Task statement
Within the material below, find each line bearing the word "Package" and present it.

• • • •

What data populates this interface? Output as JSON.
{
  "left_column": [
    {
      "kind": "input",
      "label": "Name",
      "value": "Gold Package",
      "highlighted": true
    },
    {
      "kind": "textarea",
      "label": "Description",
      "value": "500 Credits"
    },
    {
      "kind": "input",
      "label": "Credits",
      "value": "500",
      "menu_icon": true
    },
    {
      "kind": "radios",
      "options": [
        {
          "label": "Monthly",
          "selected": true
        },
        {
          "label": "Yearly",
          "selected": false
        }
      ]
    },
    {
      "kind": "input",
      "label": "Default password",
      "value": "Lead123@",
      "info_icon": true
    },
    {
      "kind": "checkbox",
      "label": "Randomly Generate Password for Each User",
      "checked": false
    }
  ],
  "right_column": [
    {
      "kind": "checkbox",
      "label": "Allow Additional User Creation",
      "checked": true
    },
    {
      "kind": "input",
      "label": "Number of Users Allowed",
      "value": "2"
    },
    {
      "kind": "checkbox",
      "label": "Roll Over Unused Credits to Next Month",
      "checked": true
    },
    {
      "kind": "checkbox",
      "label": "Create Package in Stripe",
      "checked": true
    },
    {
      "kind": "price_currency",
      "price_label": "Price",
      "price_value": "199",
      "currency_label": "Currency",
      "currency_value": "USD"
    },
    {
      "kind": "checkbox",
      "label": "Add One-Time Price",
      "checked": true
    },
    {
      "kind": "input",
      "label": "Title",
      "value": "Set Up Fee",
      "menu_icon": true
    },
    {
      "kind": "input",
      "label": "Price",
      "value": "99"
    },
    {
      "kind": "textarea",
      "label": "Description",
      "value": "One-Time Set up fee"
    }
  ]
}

• • • •

Answer to this problem
      "value": "Gold Package",
      "label": "Create Package in Stripe",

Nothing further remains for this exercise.